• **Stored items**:
★ ★ ★

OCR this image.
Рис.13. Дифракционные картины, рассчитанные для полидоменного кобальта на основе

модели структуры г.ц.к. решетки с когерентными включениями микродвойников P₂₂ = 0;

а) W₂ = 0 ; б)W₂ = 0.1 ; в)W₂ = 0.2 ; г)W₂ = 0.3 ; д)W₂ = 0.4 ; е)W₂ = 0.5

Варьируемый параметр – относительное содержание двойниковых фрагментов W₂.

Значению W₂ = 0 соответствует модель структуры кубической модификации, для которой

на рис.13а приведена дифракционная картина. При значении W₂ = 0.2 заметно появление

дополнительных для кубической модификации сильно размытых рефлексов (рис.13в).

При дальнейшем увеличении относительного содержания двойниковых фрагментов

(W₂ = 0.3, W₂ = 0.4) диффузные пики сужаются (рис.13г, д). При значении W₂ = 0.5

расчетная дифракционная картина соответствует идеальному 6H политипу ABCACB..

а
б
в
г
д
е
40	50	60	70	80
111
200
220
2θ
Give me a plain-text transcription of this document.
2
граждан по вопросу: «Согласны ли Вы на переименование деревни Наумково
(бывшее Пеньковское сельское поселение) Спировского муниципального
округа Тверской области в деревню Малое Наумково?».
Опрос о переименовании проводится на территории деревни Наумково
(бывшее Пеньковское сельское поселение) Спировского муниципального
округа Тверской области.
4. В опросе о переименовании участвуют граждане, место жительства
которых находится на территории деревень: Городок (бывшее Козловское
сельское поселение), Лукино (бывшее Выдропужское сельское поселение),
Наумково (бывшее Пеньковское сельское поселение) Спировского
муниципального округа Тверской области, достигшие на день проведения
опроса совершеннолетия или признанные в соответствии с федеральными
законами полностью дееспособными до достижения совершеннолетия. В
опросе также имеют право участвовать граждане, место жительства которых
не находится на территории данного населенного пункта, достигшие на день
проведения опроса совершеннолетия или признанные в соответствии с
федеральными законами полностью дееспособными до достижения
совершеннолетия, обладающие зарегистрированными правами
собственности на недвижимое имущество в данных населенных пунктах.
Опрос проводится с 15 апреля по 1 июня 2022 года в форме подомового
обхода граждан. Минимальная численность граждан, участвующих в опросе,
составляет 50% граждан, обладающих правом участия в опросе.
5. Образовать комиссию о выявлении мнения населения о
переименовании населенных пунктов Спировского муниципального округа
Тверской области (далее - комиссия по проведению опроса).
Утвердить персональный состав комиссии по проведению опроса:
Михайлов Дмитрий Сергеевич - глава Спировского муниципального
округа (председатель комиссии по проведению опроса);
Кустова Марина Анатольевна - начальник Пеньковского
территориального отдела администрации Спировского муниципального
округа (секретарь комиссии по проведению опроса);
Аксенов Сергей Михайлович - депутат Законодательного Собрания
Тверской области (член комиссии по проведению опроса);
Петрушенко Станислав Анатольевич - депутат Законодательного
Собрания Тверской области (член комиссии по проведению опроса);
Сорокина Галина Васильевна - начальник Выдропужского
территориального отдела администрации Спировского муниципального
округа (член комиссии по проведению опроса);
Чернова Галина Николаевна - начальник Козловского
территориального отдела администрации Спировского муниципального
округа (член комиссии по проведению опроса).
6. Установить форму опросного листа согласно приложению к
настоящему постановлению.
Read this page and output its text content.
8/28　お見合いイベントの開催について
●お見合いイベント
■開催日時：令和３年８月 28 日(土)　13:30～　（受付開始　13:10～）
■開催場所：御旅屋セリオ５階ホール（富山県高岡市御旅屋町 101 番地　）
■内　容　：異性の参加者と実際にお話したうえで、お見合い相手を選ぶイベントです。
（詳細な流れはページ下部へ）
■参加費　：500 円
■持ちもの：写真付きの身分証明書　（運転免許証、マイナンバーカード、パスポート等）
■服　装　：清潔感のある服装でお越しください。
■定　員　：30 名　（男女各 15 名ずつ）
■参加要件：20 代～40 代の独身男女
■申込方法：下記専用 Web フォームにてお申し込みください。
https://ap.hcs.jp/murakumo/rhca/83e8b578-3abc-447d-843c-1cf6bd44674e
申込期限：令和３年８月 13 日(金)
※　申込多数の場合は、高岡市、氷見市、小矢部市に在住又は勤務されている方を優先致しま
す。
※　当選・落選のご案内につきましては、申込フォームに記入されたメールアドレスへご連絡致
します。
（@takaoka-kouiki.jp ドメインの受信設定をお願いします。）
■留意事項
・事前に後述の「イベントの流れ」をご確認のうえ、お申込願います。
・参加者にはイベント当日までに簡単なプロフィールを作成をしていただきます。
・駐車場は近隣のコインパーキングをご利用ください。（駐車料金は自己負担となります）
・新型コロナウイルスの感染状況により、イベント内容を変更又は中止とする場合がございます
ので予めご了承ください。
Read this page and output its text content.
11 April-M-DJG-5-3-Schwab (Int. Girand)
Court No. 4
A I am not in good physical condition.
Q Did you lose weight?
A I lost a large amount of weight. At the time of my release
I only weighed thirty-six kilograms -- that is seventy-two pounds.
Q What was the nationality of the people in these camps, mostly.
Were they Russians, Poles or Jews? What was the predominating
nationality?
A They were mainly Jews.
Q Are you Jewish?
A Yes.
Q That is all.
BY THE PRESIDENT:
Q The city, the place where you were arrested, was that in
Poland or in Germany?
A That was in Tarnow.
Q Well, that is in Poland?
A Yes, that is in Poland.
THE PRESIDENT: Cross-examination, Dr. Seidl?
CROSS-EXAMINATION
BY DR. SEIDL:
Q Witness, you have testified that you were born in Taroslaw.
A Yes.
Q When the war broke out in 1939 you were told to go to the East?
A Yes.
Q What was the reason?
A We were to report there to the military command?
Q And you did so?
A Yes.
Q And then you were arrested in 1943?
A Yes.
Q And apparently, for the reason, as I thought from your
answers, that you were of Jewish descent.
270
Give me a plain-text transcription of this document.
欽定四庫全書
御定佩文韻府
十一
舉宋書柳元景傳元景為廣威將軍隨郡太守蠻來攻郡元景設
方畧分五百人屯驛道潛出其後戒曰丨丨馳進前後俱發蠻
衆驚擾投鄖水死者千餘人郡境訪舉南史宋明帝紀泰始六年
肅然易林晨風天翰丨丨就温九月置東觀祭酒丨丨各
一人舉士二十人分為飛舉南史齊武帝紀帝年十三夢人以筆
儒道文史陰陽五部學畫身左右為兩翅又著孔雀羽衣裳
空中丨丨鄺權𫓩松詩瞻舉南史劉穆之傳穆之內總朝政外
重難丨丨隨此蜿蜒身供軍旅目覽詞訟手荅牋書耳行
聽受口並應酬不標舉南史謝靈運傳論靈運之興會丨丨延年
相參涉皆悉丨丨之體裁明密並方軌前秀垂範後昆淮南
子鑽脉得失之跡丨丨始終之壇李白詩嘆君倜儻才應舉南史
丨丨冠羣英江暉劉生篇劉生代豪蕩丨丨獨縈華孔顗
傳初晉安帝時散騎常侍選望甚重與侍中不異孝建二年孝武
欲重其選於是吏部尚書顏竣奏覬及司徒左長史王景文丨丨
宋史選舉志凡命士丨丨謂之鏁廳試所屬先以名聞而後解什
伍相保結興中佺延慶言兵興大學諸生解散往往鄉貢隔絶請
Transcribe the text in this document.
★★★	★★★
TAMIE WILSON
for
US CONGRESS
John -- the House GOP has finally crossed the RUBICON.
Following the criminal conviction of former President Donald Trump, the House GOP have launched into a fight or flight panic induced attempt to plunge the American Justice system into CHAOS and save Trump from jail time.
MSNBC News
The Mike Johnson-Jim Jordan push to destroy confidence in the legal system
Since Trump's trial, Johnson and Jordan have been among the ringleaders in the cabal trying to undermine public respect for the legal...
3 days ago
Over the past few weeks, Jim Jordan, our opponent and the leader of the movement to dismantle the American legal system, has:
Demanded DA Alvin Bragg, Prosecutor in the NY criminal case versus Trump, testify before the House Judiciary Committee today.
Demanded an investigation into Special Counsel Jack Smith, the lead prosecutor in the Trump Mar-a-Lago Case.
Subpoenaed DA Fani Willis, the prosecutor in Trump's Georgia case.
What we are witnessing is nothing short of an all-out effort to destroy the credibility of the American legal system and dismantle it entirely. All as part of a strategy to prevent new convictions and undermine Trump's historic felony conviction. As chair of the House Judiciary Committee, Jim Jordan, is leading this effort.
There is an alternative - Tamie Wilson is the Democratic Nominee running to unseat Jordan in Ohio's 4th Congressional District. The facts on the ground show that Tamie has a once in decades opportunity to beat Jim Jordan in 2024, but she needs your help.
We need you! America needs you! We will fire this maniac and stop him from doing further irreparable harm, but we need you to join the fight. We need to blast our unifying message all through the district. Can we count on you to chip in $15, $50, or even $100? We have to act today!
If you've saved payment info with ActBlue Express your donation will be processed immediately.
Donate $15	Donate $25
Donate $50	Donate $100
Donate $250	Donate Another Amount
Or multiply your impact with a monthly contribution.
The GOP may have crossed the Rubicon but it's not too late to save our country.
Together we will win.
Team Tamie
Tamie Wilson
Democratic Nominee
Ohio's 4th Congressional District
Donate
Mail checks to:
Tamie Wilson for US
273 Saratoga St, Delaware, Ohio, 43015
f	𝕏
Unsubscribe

★ ★ ★

• **Required work**:
Copy out the lines in which the string "которых" appears.

• **The reply**:
которых находится на территории деревень: Городок (бывшее Козловское
опросе также имеют право участвовать граждане, место жительства которых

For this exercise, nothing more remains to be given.